= WRITTEN REQUEST =
Images are excluded; otherwise, output every record exactly.

= TASK MATERIAL =
"""

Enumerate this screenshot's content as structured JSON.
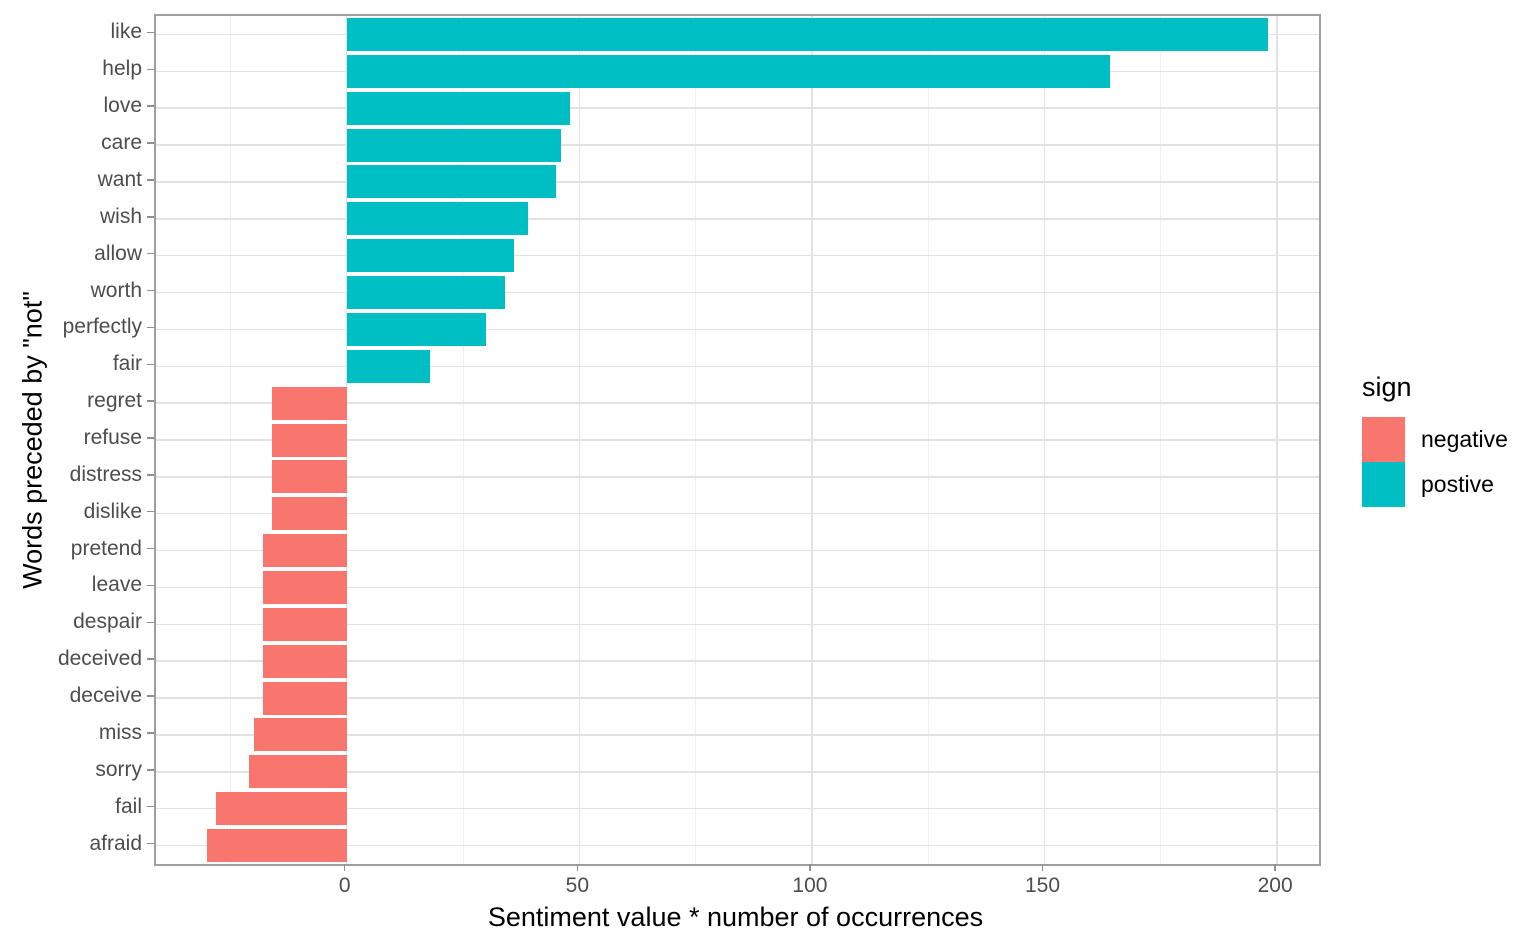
{
  "chart_data": {
    "type": "bar",
    "orientation": "horizontal",
    "title": "",
    "xlabel": "Sentiment value * number of occurrences",
    "ylabel": "Words preceded by \"not\"",
    "categories": [
      "like",
      "help",
      "love",
      "care",
      "want",
      "wish",
      "allow",
      "worth",
      "perfectly",
      "fair",
      "regret",
      "refuse",
      "distress",
      "dislike",
      "pretend",
      "leave",
      "despair",
      "deceived",
      "deceive",
      "miss",
      "sorry",
      "fail",
      "afraid"
    ],
    "values": [
      198,
      164,
      48,
      46,
      45,
      39,
      36,
      34,
      30,
      18,
      -16,
      -16,
      -16,
      -16,
      -18,
      -18,
      -18,
      -18,
      -18,
      -20,
      -21,
      -28,
      -30
    ],
    "signs": [
      "postive",
      "postive",
      "postive",
      "postive",
      "postive",
      "postive",
      "postive",
      "postive",
      "postive",
      "postive",
      "negative",
      "negative",
      "negative",
      "negative",
      "negative",
      "negative",
      "negative",
      "negative",
      "negative",
      "negative",
      "negative",
      "negative",
      "negative"
    ],
    "xlim": [
      -41,
      209
    ],
    "x_major_ticks": [
      0,
      50,
      100,
      150,
      200
    ],
    "x_minor_ticks": [
      -25,
      25,
      75,
      125,
      175
    ],
    "grid": "on",
    "colors": {
      "positive": "#00BFC4",
      "negative": "#F8766D"
    },
    "legend": {
      "title": "sign",
      "position": "right",
      "entries": [
        {
          "label": "negative",
          "color": "#F8766D"
        },
        {
          "label": "postive",
          "color": "#00BFC4"
        }
      ]
    }
  }
}
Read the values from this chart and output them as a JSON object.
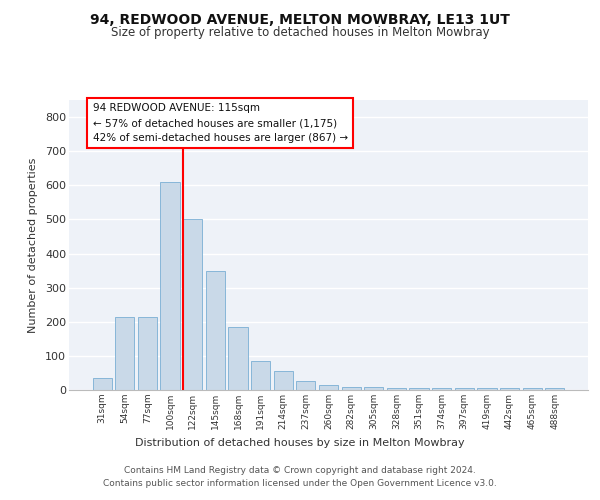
{
  "title1": "94, REDWOOD AVENUE, MELTON MOWBRAY, LE13 1UT",
  "title2": "Size of property relative to detached houses in Melton Mowbray",
  "xlabel": "Distribution of detached houses by size in Melton Mowbray",
  "ylabel": "Number of detached properties",
  "bar_values": [
    35,
    215,
    215,
    610,
    500,
    350,
    185,
    85,
    55,
    25,
    15,
    10,
    8,
    6,
    5,
    5,
    5,
    5,
    5,
    5,
    5
  ],
  "categories": [
    "31sqm",
    "54sqm",
    "77sqm",
    "100sqm",
    "122sqm",
    "145sqm",
    "168sqm",
    "191sqm",
    "214sqm",
    "237sqm",
    "260sqm",
    "282sqm",
    "305sqm",
    "328sqm",
    "351sqm",
    "374sqm",
    "397sqm",
    "419sqm",
    "442sqm",
    "465sqm",
    "488sqm"
  ],
  "bar_color": "#c9d9e8",
  "bar_edge_color": "#7aafd4",
  "vline_color": "red",
  "annotation_lines": [
    "94 REDWOOD AVENUE: 115sqm",
    "← 57% of detached houses are smaller (1,175)",
    "42% of semi-detached houses are larger (867) →"
  ],
  "footer": "Contains HM Land Registry data © Crown copyright and database right 2024.\nContains public sector information licensed under the Open Government Licence v3.0.",
  "ylim": [
    0,
    850
  ],
  "yticks": [
    0,
    100,
    200,
    300,
    400,
    500,
    600,
    700,
    800
  ],
  "bg_color": "#eef2f8",
  "grid_color": "white"
}
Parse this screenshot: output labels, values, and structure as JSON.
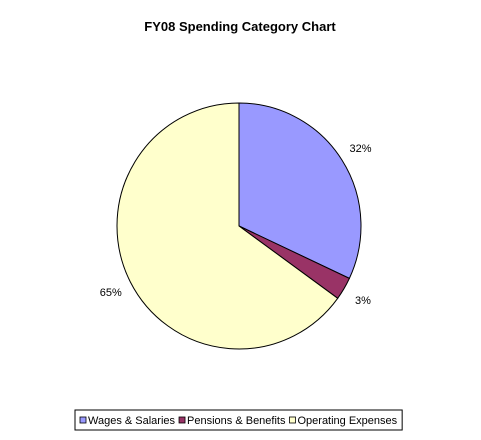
{
  "chart_data": {
    "type": "pie",
    "title": "FY08 Spending Category Chart",
    "categories": [
      "Wages & Salaries",
      "Pensions & Benefits",
      "Operating Expenses"
    ],
    "values": [
      32,
      3,
      65
    ],
    "labels": [
      "32%",
      "3%",
      "65%"
    ],
    "colors": [
      "#9999ff",
      "#993366",
      "#ffffcc"
    ],
    "legend_position": "bottom"
  }
}
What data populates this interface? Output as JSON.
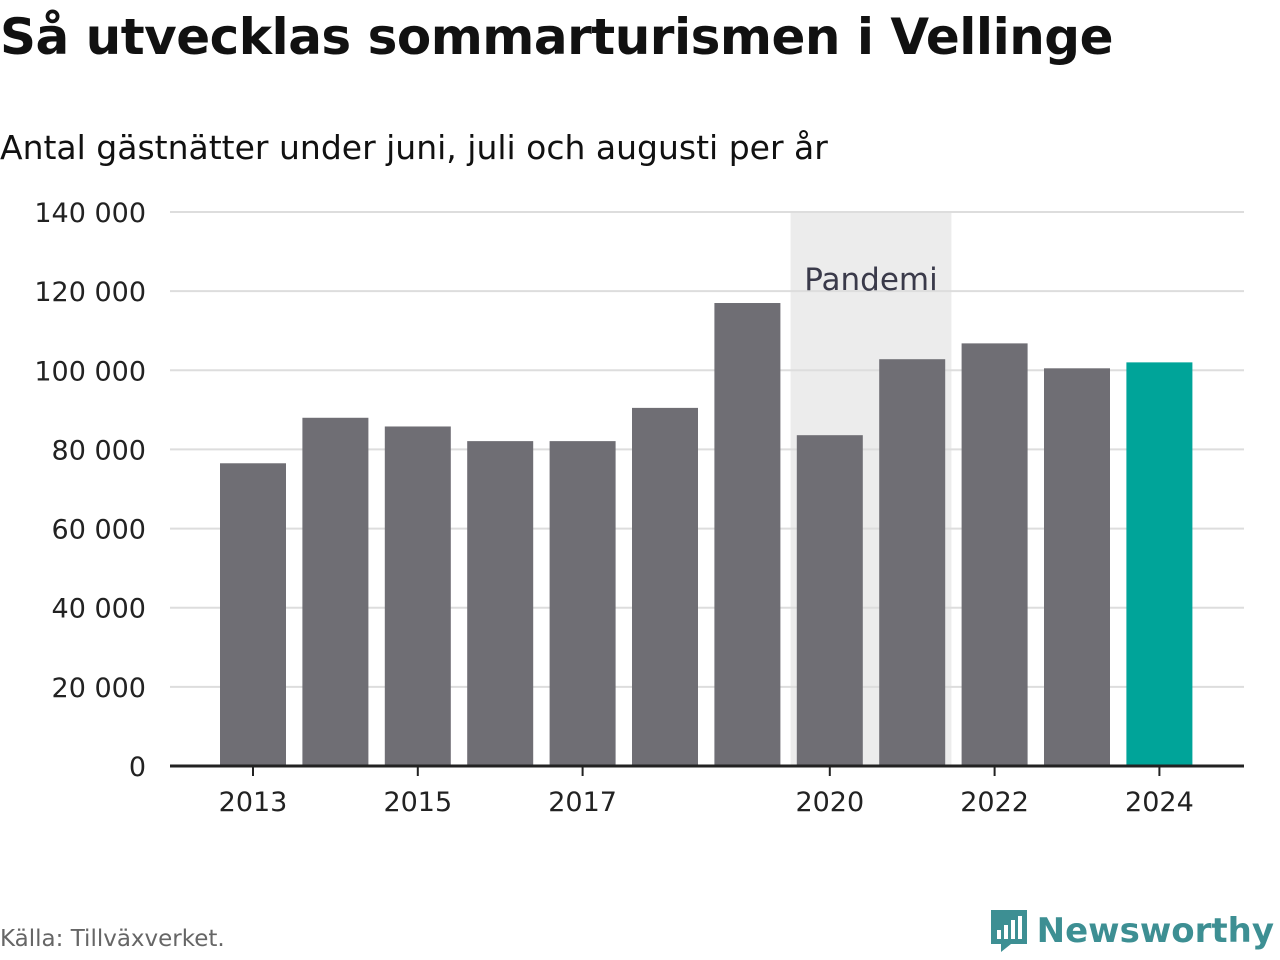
{
  "title": "Så utvecklas sommarturismen i Vellinge",
  "subtitle": "Antal gästnätter under juni, juli och augusti per år",
  "source": "Källa: Tillväxverket.",
  "brand": "Newsworthy",
  "colors": {
    "bar": "#6f6e74",
    "highlight": "#00a499",
    "band": "#ececec",
    "grid": "#dddddd",
    "axis": "#222222",
    "brand": "#3d8f93"
  },
  "chart_data": {
    "type": "bar",
    "categories": [
      "2013",
      "2014",
      "2015",
      "2016",
      "2017",
      "2018",
      "2019",
      "2020",
      "2021",
      "2022",
      "2023",
      "2024"
    ],
    "values": [
      76500,
      88000,
      85800,
      82100,
      82100,
      90500,
      117000,
      83600,
      102800,
      106800,
      100500,
      102000
    ],
    "highlight": "2024",
    "ylim": [
      0,
      140000
    ],
    "yticks": [
      0,
      20000,
      40000,
      60000,
      80000,
      100000,
      120000,
      140000
    ],
    "ytick_labels": [
      "0",
      "20 000",
      "40 000",
      "60 000",
      "80 000",
      "100 000",
      "120 000",
      "140 000"
    ],
    "xtick_labels": [
      "2013",
      "2015",
      "2017",
      "2020",
      "2022",
      "2024"
    ],
    "annotation": {
      "label": "Pandemi",
      "from": "2020",
      "to": "2021"
    },
    "grid": true
  }
}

"""

= EXERCISE RESPONSE =
Enumerate this screenshot's content as structured JSON.
{
  "chart_data": {
    "type": "bar",
    "orientation": "horizontal",
    "title": "",
    "xlabel": "Sentiment value * number of occurrences",
    "ylabel": "Words preceded by \"not\"",
    "categories": [
      "like",
      "help",
      "love",
      "care",
      "want",
      "wish",
      "allow",
      "worth",
      "perfectly",
      "fair",
      "regret",
      "refuse",
      "distress",
      "dislike",
      "pretend",
      "leave",
      "despair",
      "deceived",
      "deceive",
      "miss",
      "sorry",
      "fail",
      "afraid"
    ],
    "values": [
      198,
      164,
      48,
      46,
      45,
      39,
      36,
      34,
      30,
      18,
      -16,
      -16,
      -16,
      -16,
      -18,
      -18,
      -18,
      -18,
      -18,
      -20,
      -21,
      -28,
      -30
    ],
    "signs": [
      "postive",
      "postive",
      "postive",
      "postive",
      "postive",
      "postive",
      "postive",
      "postive",
      "postive",
      "postive",
      "negative",
      "negative",
      "negative",
      "negative",
      "negative",
      "negative",
      "negative",
      "negative",
      "negative",
      "negative",
      "negative",
      "negative",
      "negative"
    ],
    "xlim": [
      -41,
      209
    ],
    "x_major_ticks": [
      0,
      50,
      100,
      150,
      200
    ],
    "x_minor_ticks": [
      -25,
      25,
      75,
      125,
      175
    ],
    "grid": "on",
    "colors": {
      "positive": "#00BFC4",
      "negative": "#F8766D"
    },
    "legend": {
      "title": "sign",
      "position": "right",
      "entries": [
        {
          "label": "negative",
          "color": "#F8766D"
        },
        {
          "label": "postive",
          "color": "#00BFC4"
        }
      ]
    }
  }
}
Read the values from this chart and output them as a JSON object.
{
  "title1": "94, REDWOOD AVENUE, MELTON MOWBRAY, LE13 1UT",
  "title2": "Size of property relative to detached houses in Melton Mowbray",
  "xlabel": "Distribution of detached houses by size in Melton Mowbray",
  "ylabel": "Number of detached properties",
  "bar_values": [
    35,
    215,
    215,
    610,
    500,
    350,
    185,
    85,
    55,
    25,
    15,
    10,
    8,
    6,
    5,
    5,
    5,
    5,
    5,
    5,
    5
  ],
  "categories": [
    "31sqm",
    "54sqm",
    "77sqm",
    "100sqm",
    "122sqm",
    "145sqm",
    "168sqm",
    "191sqm",
    "214sqm",
    "237sqm",
    "260sqm",
    "282sqm",
    "305sqm",
    "328sqm",
    "351sqm",
    "374sqm",
    "397sqm",
    "419sqm",
    "442sqm",
    "465sqm",
    "488sqm"
  ],
  "bar_color": "#c9d9e8",
  "bar_edge_color": "#7aafd4",
  "vline_color": "red",
  "annotation_lines": [
    "94 REDWOOD AVENUE: 115sqm",
    "← 57% of detached houses are smaller (1,175)",
    "42% of semi-detached houses are larger (867) →"
  ],
  "footer": "Contains HM Land Registry data © Crown copyright and database right 2024.\nContains public sector information licensed under the Open Government Licence v3.0.",
  "ylim": [
    0,
    850
  ],
  "yticks": [
    0,
    100,
    200,
    300,
    400,
    500,
    600,
    700,
    800
  ],
  "bg_color": "#eef2f8",
  "grid_color": "white"
}
Parse this screenshot: output labels, values, and structure as JSON.
{
  "chart_data": {
    "type": "pie",
    "title": "FY08 Spending Category Chart",
    "categories": [
      "Wages & Salaries",
      "Pensions & Benefits",
      "Operating Expenses"
    ],
    "values": [
      32,
      3,
      65
    ],
    "labels": [
      "32%",
      "3%",
      "65%"
    ],
    "colors": [
      "#9999ff",
      "#993366",
      "#ffffcc"
    ],
    "legend_position": "bottom"
  }
}
What data populates this interface? Output as JSON.
{
  "title": "Så utvecklas sommarturismen i Vellinge",
  "subtitle": "Antal gästnätter under juni, juli och augusti per år",
  "source": "Källa: Tillväxverket.",
  "brand": "Newsworthy",
  "colors": {
    "bar": "#6f6e74",
    "highlight": "#00a499",
    "band": "#ececec",
    "grid": "#dddddd",
    "axis": "#222222",
    "brand": "#3d8f93"
  },
  "chart_data": {
    "type": "bar",
    "categories": [
      "2013",
      "2014",
      "2015",
      "2016",
      "2017",
      "2018",
      "2019",
      "2020",
      "2021",
      "2022",
      "2023",
      "2024"
    ],
    "values": [
      76500,
      88000,
      85800,
      82100,
      82100,
      90500,
      117000,
      83600,
      102800,
      106800,
      100500,
      102000
    ],
    "highlight": "2024",
    "ylim": [
      0,
      140000
    ],
    "yticks": [
      0,
      20000,
      40000,
      60000,
      80000,
      100000,
      120000,
      140000
    ],
    "ytick_labels": [
      "0",
      "20 000",
      "40 000",
      "60 000",
      "80 000",
      "100 000",
      "120 000",
      "140 000"
    ],
    "xtick_labels": [
      "2013",
      "2015",
      "2017",
      "2020",
      "2022",
      "2024"
    ],
    "annotation": {
      "label": "Pandemi",
      "from": "2020",
      "to": "2021"
    },
    "grid": true
  }
}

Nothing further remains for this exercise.